* BEGIN THE RECORDS *

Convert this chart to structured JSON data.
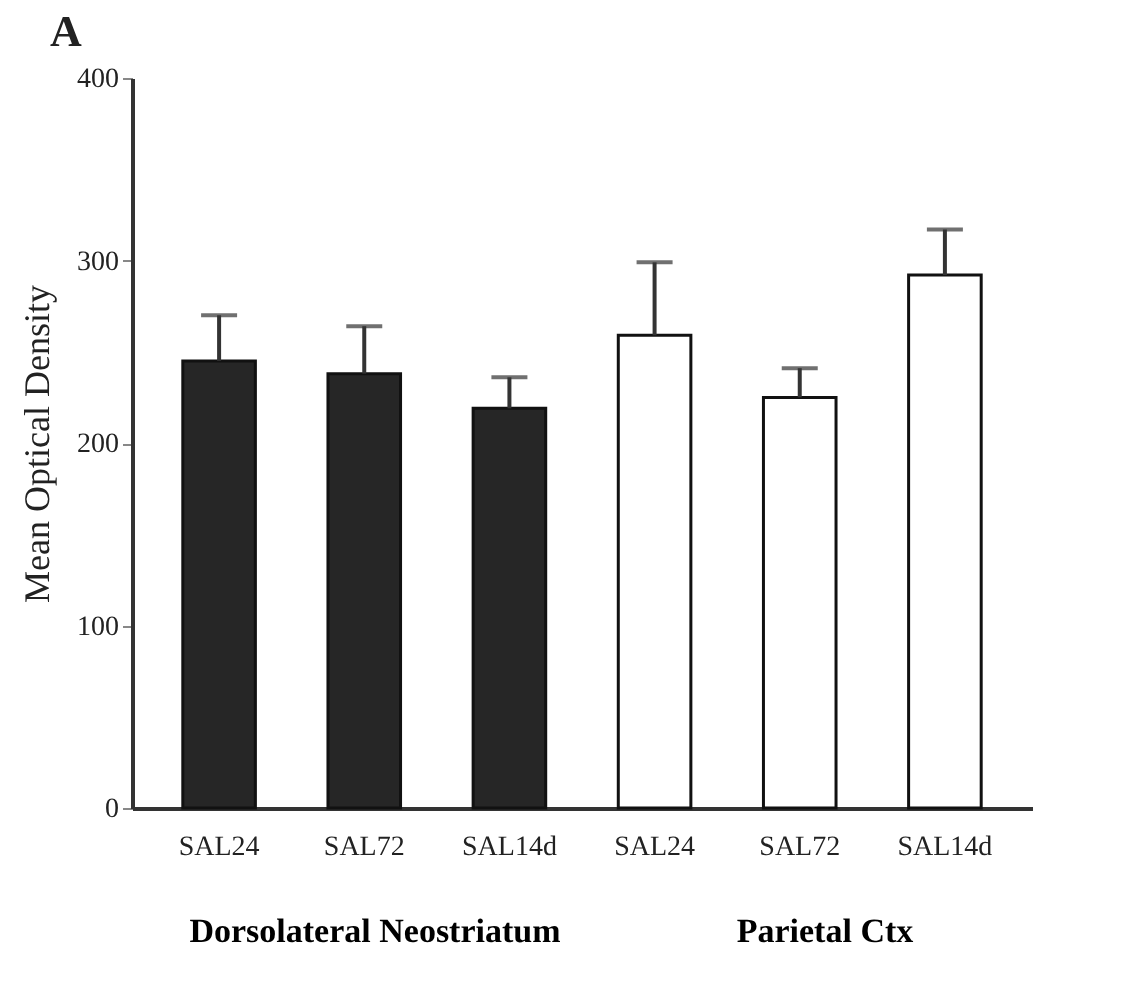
{
  "chart_data": {
    "type": "bar",
    "title": "A",
    "ylabel": "Mean Optical Density",
    "categories": [
      "SAL24",
      "SAL72",
      "SAL14d",
      "SAL24",
      "SAL72",
      "SAL14d"
    ],
    "values": [
      245,
      238,
      219,
      259,
      225,
      292
    ],
    "errors": [
      25,
      26,
      17,
      40,
      16,
      25
    ],
    "colors": [
      "#262626",
      "#262626",
      "#262626",
      "#ffffff",
      "#ffffff",
      "#ffffff"
    ],
    "ylim": [
      0,
      400
    ],
    "yticks": [
      0,
      100,
      200,
      300,
      400
    ],
    "grid": false,
    "annotations": [
      "Dorsolateral Neostriatum",
      "Parietal Ctx"
    ]
  }
}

* END THE RECORDS *

> THE REQUEST: Retype the listing exactly. Pictures do not belong in the copy.

> EXERCISE SOLUTION:
Convert this chart to structured JSON data.
{
  "chart_data": {
    "type": "bar",
    "title": "A",
    "ylabel": "Mean Optical Density",
    "categories": [
      "SAL24",
      "SAL72",
      "SAL14d",
      "SAL24",
      "SAL72",
      "SAL14d"
    ],
    "values": [
      245,
      238,
      219,
      259,
      225,
      292
    ],
    "errors": [
      25,
      26,
      17,
      40,
      16,
      25
    ],
    "colors": [
      "#262626",
      "#262626",
      "#262626",
      "#ffffff",
      "#ffffff",
      "#ffffff"
    ],
    "ylim": [
      0,
      400
    ],
    "yticks": [
      0,
      100,
      200,
      300,
      400
    ],
    "grid": false,
    "annotations": [
      "Dorsolateral Neostriatum",
      "Parietal Ctx"
    ]
  }
}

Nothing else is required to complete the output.